Dataset records:

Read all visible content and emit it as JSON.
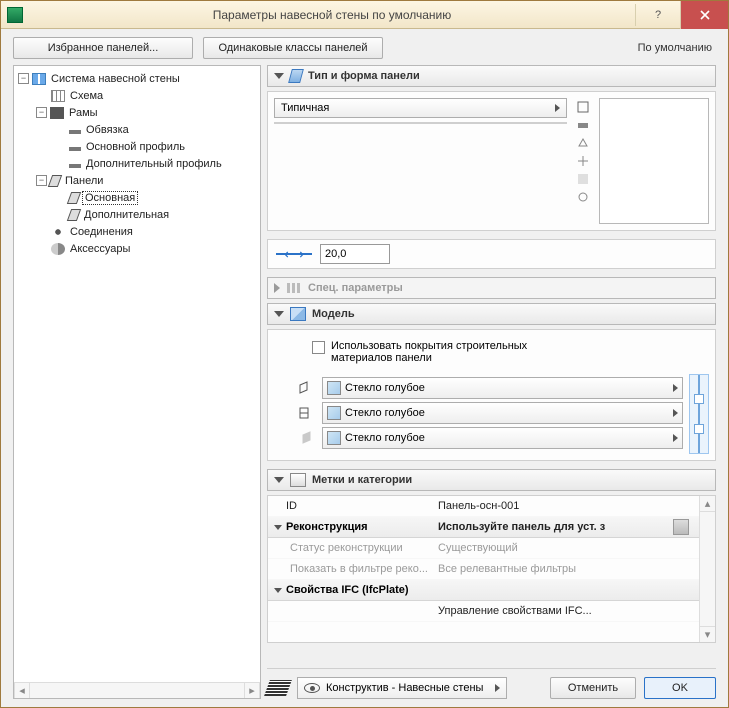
{
  "window": {
    "title": "Параметры навесной стены по умолчанию"
  },
  "toolbar": {
    "favorites": "Избранное панелей...",
    "uniform_classes": "Одинаковые классы панелей",
    "defaults": "По умолчанию"
  },
  "tree": {
    "root": "Система навесной стены",
    "items": [
      "Схема",
      "Рамы",
      "Обвязка",
      "Основной профиль",
      "Дополнительный профиль",
      "Панели",
      "Основная",
      "Дополнительная",
      "Соединения",
      "Аксессуары"
    ]
  },
  "panel_type": {
    "header": "Тип и форма панели",
    "dropdown": "Типичная",
    "thickness": "20,0"
  },
  "spec_params": {
    "header": "Спец. параметры"
  },
  "model": {
    "header": "Модель",
    "checkbox_label": "Использовать покрытия строительных материалов панели",
    "materials": [
      "Стекло голубое",
      "Стекло голубое",
      "Стекло голубое"
    ]
  },
  "labels": {
    "header": "Метки и категории",
    "rows": {
      "id_label": "ID",
      "id_value": "Панель-осн-001",
      "recon_label": "Реконструкция",
      "recon_value": "Используйте панель для уст. з",
      "status_label": "Статус реконструкции",
      "status_value": "Существующий",
      "filter_label": "Показать в фильтре реко...",
      "filter_value": "Все релевантные фильтры",
      "ifc_label": "Свойства IFC (IfcPlate)",
      "ifc_manage": "Управление свойствами IFC..."
    }
  },
  "footer": {
    "layer": "Конструктив - Навесные стены",
    "cancel": "Отменить",
    "ok": "OK"
  }
}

Stated problem: From the records above, pull out every line containing the word "панелей".

Solved problem:
    "favorites": "Избранное панелей...",
    "uniform_classes": "Одинаковые классы панелей",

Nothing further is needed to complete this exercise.